[Excerpts from a figure dataset]
§ §

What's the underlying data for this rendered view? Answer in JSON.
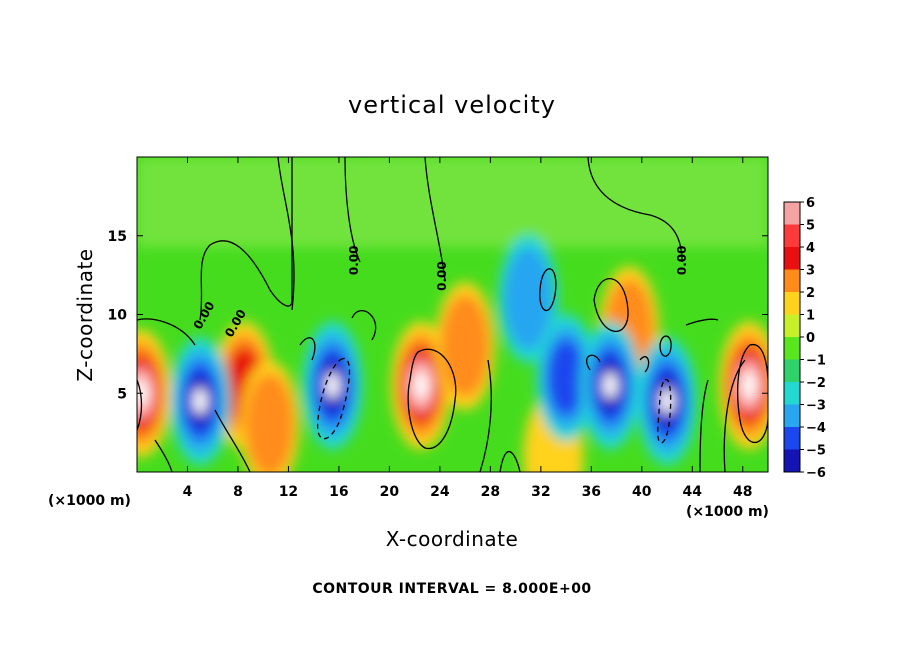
{
  "chart_data": {
    "type": "heatmap",
    "title": "vertical velocity",
    "xlabel": "X-coordinate",
    "ylabel": "Z-coordinate",
    "x_unit_left": "(×1000 m)",
    "x_unit_right": "(×1000 m)",
    "xlim": [
      0,
      50
    ],
    "ylim": [
      0,
      20
    ],
    "x_ticks": [
      4,
      8,
      12,
      16,
      20,
      24,
      28,
      32,
      36,
      40,
      44,
      48
    ],
    "y_ticks": [
      5,
      10,
      15
    ],
    "colorbar": {
      "levels": [
        6,
        5,
        4,
        3,
        2,
        1,
        0,
        -1,
        -2,
        -3,
        -4,
        -5,
        -6
      ],
      "colors": [
        "#f4a2a2",
        "#ff3a3a",
        "#e81010",
        "#ff8c1a",
        "#ffd21e",
        "#c8f028",
        "#5ae61e",
        "#2ed16a",
        "#24d8d2",
        "#28a6f0",
        "#1c46ee",
        "#1414b4",
        "#6e14a0"
      ]
    },
    "contour_label": "0.00",
    "footer": "CONTOUR INTERVAL = 8.000E+00",
    "updrafts": [
      {
        "x": 0.3,
        "z": 5.0,
        "peak": 9
      },
      {
        "x": 8.5,
        "z": 5.5,
        "peak": 5
      },
      {
        "x": 10.5,
        "z": 3.0,
        "peak": 4
      },
      {
        "x": 22.5,
        "z": 5.5,
        "peak": 10
      },
      {
        "x": 26.0,
        "z": 8.0,
        "peak": 3
      },
      {
        "x": 39.0,
        "z": 9.0,
        "peak": 3
      },
      {
        "x": 48.5,
        "z": 5.5,
        "peak": 9
      },
      {
        "x": 33.0,
        "z": 1.0,
        "peak": 2
      }
    ],
    "downdrafts": [
      {
        "x": 5.0,
        "z": 4.5,
        "peak": -10
      },
      {
        "x": 15.5,
        "z": 5.5,
        "peak": -10
      },
      {
        "x": 31.0,
        "z": 11.0,
        "peak": -4
      },
      {
        "x": 34.0,
        "z": 6.0,
        "peak": -5
      },
      {
        "x": 37.5,
        "z": 5.5,
        "peak": -9
      },
      {
        "x": 42.0,
        "z": 4.5,
        "peak": -9
      }
    ]
  },
  "labels": {
    "title": "vertical velocity",
    "xlabel": "X-coordinate",
    "ylabel": "Z-coordinate",
    "unit_left": "(×1000 m)",
    "unit_right": "(×1000 m)",
    "footer": "CONTOUR INTERVAL = 8.000E+00",
    "contour_label": "0.00"
  }
}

§ §

■ **GIVEN REQUEST**:
Leave the pictures out and reproduce each record exactly as written.

■ **EXPECTED ANSWER**:
What's the underlying data for this rendered view? Answer in JSON.
{
  "chart_data": {
    "type": "heatmap",
    "title": "vertical velocity",
    "xlabel": "X-coordinate",
    "ylabel": "Z-coordinate",
    "x_unit_left": "(×1000 m)",
    "x_unit_right": "(×1000 m)",
    "xlim": [
      0,
      50
    ],
    "ylim": [
      0,
      20
    ],
    "x_ticks": [
      4,
      8,
      12,
      16,
      20,
      24,
      28,
      32,
      36,
      40,
      44,
      48
    ],
    "y_ticks": [
      5,
      10,
      15
    ],
    "colorbar": {
      "levels": [
        6,
        5,
        4,
        3,
        2,
        1,
        0,
        -1,
        -2,
        -3,
        -4,
        -5,
        -6
      ],
      "colors": [
        "#f4a2a2",
        "#ff3a3a",
        "#e81010",
        "#ff8c1a",
        "#ffd21e",
        "#c8f028",
        "#5ae61e",
        "#2ed16a",
        "#24d8d2",
        "#28a6f0",
        "#1c46ee",
        "#1414b4",
        "#6e14a0"
      ]
    },
    "contour_label": "0.00",
    "footer": "CONTOUR INTERVAL = 8.000E+00",
    "updrafts": [
      {
        "x": 0.3,
        "z": 5.0,
        "peak": 9
      },
      {
        "x": 8.5,
        "z": 5.5,
        "peak": 5
      },
      {
        "x": 10.5,
        "z": 3.0,
        "peak": 4
      },
      {
        "x": 22.5,
        "z": 5.5,
        "peak": 10
      },
      {
        "x": 26.0,
        "z": 8.0,
        "peak": 3
      },
      {
        "x": 39.0,
        "z": 9.0,
        "peak": 3
      },
      {
        "x": 48.5,
        "z": 5.5,
        "peak": 9
      },
      {
        "x": 33.0,
        "z": 1.0,
        "peak": 2
      }
    ],
    "downdrafts": [
      {
        "x": 5.0,
        "z": 4.5,
        "peak": -10
      },
      {
        "x": 15.5,
        "z": 5.5,
        "peak": -10
      },
      {
        "x": 31.0,
        "z": 11.0,
        "peak": -4
      },
      {
        "x": 34.0,
        "z": 6.0,
        "peak": -5
      },
      {
        "x": 37.5,
        "z": 5.5,
        "peak": -9
      },
      {
        "x": 42.0,
        "z": 4.5,
        "peak": -9
      }
    ]
  },
  "labels": {
    "title": "vertical velocity",
    "xlabel": "X-coordinate",
    "ylabel": "Z-coordinate",
    "unit_left": "(×1000 m)",
    "unit_right": "(×1000 m)",
    "footer": "CONTOUR INTERVAL = 8.000E+00",
    "contour_label": "0.00"
  }
}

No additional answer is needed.